What the task asks => Count the lines containing "with". Give the number alone.

Dataset records =>
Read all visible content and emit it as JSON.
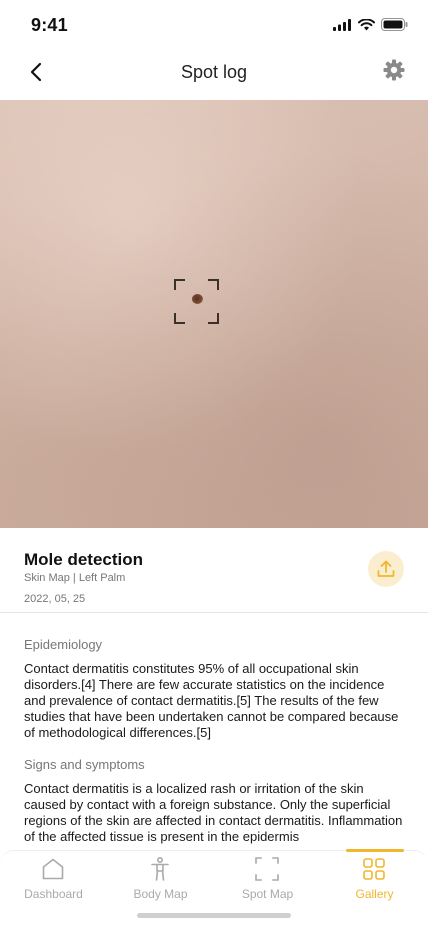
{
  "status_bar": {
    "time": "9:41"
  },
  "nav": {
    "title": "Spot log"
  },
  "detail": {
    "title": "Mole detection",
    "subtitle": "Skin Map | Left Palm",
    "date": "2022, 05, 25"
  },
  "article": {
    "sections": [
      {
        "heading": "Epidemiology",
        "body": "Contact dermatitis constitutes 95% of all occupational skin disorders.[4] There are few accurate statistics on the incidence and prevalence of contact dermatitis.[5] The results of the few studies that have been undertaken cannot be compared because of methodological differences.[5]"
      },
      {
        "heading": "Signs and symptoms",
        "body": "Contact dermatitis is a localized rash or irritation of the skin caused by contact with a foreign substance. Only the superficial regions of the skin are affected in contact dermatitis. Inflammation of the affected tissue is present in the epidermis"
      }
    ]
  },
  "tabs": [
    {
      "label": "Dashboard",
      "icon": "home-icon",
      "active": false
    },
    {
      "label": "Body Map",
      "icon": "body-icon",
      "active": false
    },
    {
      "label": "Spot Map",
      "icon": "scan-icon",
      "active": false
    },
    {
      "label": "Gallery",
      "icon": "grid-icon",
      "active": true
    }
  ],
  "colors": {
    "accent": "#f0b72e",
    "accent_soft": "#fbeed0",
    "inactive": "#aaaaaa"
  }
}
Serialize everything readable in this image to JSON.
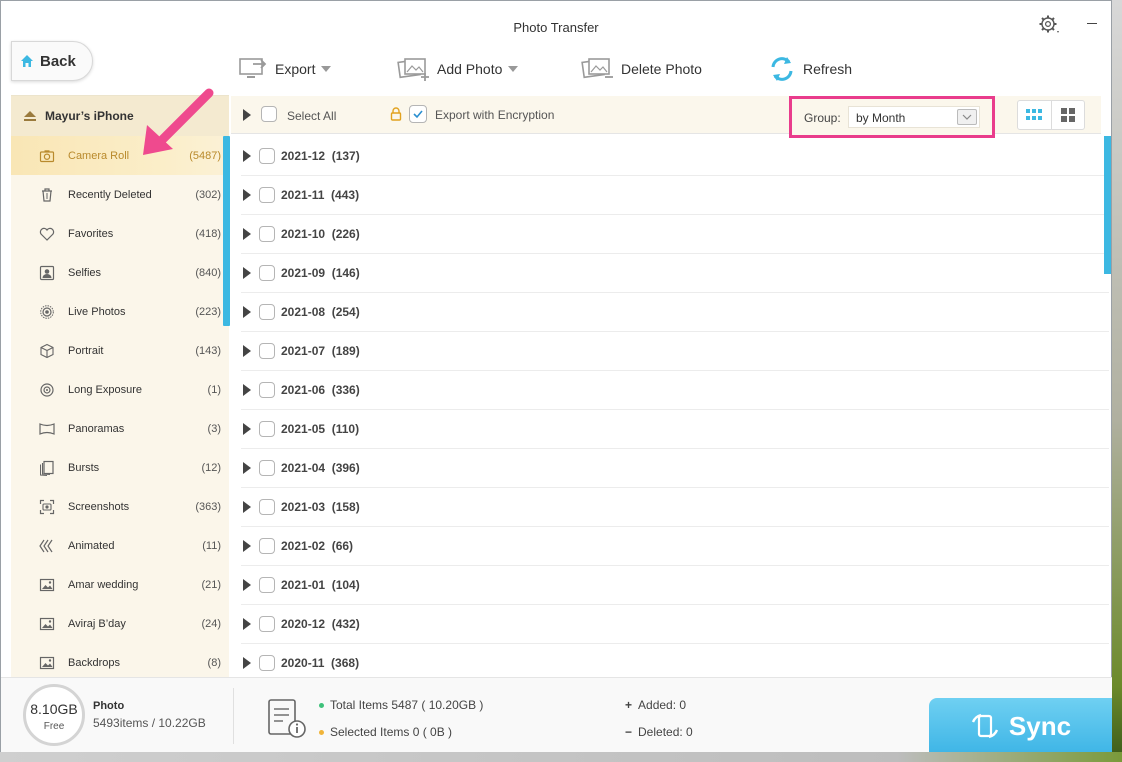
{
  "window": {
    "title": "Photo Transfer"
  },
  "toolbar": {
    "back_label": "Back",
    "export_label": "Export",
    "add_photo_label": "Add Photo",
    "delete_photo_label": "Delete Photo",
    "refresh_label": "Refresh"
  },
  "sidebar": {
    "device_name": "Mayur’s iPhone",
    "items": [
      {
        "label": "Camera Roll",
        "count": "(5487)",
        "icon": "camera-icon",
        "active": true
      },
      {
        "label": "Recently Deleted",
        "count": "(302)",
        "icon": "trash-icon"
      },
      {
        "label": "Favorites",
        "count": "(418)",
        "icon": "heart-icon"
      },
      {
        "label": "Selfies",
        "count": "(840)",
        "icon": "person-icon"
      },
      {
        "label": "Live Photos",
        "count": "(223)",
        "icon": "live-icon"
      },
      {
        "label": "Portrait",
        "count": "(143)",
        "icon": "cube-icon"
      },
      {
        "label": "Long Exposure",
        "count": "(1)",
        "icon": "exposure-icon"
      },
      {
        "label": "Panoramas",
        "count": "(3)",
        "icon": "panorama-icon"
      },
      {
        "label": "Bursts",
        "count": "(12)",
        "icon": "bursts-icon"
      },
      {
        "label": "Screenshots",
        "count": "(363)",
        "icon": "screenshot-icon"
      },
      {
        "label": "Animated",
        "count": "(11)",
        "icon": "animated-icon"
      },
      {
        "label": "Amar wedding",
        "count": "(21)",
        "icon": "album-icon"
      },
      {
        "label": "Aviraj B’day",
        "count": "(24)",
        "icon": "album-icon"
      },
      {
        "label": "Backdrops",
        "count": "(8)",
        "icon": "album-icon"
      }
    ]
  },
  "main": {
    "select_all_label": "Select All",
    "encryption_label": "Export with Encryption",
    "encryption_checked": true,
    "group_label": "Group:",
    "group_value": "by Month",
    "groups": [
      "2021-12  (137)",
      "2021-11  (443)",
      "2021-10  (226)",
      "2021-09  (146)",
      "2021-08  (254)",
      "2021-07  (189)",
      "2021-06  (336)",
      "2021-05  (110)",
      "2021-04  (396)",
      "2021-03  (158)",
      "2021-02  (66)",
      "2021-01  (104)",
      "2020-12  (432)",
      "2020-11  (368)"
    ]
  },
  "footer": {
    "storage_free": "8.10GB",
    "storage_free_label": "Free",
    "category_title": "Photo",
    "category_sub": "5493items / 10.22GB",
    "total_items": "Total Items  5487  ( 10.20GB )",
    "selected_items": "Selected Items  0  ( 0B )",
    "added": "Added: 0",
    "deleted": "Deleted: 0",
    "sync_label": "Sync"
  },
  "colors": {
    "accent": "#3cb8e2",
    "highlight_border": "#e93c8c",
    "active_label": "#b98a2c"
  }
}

Answer below => 2